A run of records:
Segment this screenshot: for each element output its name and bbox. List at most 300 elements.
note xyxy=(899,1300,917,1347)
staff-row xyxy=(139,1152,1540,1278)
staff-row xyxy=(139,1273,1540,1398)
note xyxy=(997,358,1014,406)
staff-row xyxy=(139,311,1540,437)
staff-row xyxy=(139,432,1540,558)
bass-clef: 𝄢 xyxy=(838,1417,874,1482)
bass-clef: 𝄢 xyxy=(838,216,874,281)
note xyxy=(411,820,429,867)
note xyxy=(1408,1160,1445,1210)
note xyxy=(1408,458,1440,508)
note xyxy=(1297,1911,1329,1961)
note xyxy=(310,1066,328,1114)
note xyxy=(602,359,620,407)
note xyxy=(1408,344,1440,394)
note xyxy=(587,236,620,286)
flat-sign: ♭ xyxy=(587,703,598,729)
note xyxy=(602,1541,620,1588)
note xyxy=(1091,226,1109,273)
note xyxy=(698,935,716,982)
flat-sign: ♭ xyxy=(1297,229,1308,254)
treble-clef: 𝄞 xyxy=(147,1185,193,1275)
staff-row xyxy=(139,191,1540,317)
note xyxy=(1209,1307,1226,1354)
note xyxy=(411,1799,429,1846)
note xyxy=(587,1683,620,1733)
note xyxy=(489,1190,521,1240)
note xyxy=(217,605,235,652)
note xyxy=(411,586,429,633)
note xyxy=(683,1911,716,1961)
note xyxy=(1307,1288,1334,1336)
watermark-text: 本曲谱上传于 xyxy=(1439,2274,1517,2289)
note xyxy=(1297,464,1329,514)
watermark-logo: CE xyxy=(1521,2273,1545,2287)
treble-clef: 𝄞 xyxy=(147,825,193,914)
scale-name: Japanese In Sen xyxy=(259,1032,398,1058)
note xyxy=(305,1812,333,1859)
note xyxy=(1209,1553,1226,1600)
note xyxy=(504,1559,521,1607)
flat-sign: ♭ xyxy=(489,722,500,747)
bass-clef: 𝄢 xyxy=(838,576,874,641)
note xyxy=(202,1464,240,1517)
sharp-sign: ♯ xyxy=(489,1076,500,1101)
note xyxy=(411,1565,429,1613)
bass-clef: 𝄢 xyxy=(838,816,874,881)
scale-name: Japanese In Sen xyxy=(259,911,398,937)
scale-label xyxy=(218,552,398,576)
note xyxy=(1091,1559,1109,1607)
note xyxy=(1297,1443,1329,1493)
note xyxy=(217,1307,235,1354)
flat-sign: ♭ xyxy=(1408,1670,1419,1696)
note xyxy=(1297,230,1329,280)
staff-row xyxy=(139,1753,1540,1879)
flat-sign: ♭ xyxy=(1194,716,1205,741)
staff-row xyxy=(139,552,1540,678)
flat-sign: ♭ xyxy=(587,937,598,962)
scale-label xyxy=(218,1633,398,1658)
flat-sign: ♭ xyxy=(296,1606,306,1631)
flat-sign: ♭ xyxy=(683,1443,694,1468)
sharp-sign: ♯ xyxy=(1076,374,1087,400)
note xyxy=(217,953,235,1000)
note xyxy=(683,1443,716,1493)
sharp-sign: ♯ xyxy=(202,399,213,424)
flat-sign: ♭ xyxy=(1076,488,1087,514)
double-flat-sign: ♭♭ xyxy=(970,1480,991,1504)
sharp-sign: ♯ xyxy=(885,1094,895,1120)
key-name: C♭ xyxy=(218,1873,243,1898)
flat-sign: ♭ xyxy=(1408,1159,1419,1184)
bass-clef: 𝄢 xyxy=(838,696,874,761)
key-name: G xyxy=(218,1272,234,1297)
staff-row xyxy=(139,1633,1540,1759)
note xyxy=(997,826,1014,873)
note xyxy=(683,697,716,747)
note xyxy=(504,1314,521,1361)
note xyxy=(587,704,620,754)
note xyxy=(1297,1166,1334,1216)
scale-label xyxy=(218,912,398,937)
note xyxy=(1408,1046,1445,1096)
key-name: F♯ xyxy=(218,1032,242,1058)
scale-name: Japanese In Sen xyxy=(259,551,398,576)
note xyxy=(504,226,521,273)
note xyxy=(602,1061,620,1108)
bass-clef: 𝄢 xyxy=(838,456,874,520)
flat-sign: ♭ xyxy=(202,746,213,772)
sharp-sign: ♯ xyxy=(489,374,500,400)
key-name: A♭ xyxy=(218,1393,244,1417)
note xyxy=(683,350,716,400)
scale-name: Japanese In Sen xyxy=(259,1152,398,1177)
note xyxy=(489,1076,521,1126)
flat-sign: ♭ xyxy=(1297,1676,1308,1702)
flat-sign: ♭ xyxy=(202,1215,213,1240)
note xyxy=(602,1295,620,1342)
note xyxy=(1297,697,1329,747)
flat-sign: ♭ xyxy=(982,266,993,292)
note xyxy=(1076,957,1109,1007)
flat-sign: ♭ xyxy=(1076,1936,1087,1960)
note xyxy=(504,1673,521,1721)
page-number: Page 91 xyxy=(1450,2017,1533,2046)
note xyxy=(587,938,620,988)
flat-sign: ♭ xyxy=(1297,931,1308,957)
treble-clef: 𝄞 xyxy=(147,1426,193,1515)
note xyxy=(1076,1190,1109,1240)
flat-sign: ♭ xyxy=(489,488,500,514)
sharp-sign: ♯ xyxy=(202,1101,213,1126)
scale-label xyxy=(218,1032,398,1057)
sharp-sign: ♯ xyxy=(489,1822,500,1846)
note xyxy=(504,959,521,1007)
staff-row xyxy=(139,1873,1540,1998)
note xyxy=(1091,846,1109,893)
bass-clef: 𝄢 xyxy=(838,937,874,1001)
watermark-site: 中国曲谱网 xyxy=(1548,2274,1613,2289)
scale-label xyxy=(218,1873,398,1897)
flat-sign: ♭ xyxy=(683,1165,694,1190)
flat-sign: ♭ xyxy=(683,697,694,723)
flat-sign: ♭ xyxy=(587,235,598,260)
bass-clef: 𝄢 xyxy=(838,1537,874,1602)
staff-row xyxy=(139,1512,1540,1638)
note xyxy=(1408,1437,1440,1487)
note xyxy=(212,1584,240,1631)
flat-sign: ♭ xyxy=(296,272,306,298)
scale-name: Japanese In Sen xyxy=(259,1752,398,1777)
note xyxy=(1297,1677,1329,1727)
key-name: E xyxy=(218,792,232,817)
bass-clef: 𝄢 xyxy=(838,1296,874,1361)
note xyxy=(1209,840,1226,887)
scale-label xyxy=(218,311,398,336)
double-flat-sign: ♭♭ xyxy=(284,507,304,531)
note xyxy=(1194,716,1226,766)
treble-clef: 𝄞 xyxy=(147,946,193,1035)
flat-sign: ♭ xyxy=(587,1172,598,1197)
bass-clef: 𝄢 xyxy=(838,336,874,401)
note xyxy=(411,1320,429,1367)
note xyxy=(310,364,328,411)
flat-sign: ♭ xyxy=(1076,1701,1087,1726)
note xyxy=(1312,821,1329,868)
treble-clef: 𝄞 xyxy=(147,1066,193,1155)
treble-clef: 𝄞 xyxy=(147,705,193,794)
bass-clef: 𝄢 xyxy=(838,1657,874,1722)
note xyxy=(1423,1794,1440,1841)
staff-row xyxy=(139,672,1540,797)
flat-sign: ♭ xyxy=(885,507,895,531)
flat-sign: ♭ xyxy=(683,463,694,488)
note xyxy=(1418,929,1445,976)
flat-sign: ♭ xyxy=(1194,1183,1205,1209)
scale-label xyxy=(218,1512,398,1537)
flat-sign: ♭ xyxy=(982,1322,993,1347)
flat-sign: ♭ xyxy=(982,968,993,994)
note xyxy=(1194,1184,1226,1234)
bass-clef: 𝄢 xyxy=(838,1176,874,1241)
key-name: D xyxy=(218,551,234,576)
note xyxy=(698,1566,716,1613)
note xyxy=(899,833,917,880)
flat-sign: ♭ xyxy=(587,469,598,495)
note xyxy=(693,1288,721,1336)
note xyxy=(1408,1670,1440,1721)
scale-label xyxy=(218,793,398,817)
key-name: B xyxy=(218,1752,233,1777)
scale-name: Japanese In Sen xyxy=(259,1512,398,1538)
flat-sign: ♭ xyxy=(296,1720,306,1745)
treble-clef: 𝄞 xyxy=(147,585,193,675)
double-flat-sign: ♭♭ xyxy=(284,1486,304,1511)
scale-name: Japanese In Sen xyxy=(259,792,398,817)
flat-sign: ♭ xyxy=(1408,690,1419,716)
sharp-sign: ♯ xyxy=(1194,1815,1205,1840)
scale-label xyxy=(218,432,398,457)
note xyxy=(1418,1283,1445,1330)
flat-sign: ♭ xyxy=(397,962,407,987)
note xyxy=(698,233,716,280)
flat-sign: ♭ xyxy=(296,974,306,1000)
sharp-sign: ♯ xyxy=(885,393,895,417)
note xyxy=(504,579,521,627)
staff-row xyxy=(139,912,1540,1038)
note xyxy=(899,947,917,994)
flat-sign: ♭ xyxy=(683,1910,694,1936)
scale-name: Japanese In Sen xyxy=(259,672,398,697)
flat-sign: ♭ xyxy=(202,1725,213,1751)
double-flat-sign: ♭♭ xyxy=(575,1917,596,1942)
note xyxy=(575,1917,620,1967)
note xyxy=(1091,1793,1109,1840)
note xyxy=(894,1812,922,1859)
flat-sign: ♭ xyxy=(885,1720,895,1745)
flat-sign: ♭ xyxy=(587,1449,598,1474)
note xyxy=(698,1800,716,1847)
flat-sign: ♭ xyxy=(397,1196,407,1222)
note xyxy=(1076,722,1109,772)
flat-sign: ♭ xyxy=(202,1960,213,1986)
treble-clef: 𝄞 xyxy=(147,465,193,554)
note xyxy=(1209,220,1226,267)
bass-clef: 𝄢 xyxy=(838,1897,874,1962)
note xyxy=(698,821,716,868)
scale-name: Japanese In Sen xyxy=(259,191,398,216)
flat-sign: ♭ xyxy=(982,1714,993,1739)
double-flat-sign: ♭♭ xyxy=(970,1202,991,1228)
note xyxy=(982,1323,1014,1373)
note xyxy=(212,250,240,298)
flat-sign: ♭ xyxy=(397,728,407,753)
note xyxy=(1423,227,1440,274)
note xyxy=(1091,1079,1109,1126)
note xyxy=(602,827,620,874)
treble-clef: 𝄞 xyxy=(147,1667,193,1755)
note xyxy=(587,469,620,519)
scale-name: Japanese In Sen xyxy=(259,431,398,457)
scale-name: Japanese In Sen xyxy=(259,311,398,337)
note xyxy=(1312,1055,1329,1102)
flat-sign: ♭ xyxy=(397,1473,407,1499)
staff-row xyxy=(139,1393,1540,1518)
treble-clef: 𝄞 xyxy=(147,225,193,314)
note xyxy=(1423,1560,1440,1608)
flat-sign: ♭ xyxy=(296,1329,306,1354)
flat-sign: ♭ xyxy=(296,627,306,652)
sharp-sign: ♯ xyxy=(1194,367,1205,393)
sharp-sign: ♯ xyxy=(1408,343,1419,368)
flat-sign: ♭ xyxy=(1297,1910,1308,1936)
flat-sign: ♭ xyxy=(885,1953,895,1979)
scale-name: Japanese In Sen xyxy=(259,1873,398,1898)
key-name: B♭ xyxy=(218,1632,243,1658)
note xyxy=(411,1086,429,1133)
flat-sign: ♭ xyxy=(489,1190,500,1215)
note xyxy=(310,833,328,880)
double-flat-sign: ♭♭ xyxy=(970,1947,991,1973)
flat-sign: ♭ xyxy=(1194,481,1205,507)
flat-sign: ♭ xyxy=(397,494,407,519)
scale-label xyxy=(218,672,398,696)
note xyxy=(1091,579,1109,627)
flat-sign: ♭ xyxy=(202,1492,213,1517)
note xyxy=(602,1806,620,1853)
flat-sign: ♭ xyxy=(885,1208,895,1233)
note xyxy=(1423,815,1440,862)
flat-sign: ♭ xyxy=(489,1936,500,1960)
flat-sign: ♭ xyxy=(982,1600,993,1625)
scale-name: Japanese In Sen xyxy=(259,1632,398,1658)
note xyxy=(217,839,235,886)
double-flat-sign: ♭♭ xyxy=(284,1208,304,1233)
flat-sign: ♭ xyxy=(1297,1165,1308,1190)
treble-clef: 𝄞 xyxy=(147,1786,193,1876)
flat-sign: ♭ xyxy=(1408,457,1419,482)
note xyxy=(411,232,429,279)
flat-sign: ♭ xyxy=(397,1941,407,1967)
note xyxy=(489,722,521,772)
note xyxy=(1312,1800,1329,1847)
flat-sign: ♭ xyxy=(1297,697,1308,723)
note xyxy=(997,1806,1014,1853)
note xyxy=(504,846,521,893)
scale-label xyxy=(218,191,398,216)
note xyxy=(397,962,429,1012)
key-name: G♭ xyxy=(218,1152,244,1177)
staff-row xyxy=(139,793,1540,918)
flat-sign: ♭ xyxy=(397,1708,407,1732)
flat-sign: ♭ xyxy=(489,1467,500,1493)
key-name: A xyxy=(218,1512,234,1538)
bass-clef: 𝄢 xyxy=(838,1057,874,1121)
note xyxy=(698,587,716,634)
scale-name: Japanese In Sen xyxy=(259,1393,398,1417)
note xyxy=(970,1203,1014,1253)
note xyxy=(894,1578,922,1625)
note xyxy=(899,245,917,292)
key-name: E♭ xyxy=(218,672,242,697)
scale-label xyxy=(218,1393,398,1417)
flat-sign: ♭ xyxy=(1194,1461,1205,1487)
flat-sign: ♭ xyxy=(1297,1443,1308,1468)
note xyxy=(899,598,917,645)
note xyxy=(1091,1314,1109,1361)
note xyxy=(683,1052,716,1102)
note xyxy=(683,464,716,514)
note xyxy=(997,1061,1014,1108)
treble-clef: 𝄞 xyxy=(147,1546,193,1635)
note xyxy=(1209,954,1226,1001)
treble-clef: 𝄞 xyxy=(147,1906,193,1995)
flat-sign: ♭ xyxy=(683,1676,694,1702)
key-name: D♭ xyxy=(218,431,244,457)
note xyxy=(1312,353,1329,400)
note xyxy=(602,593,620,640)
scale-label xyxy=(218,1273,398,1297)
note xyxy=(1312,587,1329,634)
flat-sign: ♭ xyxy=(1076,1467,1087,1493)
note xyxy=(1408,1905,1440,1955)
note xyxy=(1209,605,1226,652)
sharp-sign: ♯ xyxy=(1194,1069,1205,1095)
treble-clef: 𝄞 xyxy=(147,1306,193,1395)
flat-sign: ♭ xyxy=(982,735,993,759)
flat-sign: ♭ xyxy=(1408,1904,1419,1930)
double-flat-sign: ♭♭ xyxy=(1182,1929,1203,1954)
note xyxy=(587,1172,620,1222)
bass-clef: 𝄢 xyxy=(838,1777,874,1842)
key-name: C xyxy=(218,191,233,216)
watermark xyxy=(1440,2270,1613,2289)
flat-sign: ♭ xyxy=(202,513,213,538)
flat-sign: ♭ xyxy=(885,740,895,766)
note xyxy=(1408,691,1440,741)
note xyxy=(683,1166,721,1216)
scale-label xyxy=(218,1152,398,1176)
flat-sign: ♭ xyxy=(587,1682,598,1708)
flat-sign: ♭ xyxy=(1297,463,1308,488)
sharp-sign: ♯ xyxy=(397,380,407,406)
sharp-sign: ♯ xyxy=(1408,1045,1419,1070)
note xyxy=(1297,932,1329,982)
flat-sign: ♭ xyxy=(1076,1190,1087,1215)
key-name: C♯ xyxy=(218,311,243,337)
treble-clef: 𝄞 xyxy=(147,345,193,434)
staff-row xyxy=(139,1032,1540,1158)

# Task details:
Please copy the records above word for word, from the first line through the line with "note xyxy=(217,605,235,652)".

# Response to this task:
Segment this screenshot: for each element output its name and bbox. List at most 300 elements.
note xyxy=(899,1300,917,1347)
staff-row xyxy=(139,1152,1540,1278)
staff-row xyxy=(139,1273,1540,1398)
note xyxy=(997,358,1014,406)
staff-row xyxy=(139,311,1540,437)
staff-row xyxy=(139,432,1540,558)
bass-clef: 𝄢 xyxy=(838,1417,874,1482)
bass-clef: 𝄢 xyxy=(838,216,874,281)
note xyxy=(411,820,429,867)
note xyxy=(1408,1160,1445,1210)
note xyxy=(1408,458,1440,508)
note xyxy=(1297,1911,1329,1961)
note xyxy=(310,1066,328,1114)
note xyxy=(602,359,620,407)
note xyxy=(1408,344,1440,394)
note xyxy=(587,236,620,286)
flat-sign: ♭ xyxy=(587,703,598,729)
note xyxy=(602,1541,620,1588)
note xyxy=(1091,226,1109,273)
note xyxy=(698,935,716,982)
flat-sign: ♭ xyxy=(1297,229,1308,254)
treble-clef: 𝄞 xyxy=(147,1185,193,1275)
staff-row xyxy=(139,191,1540,317)
note xyxy=(1209,1307,1226,1354)
note xyxy=(411,1799,429,1846)
note xyxy=(587,1683,620,1733)
note xyxy=(489,1190,521,1240)
note xyxy=(217,605,235,652)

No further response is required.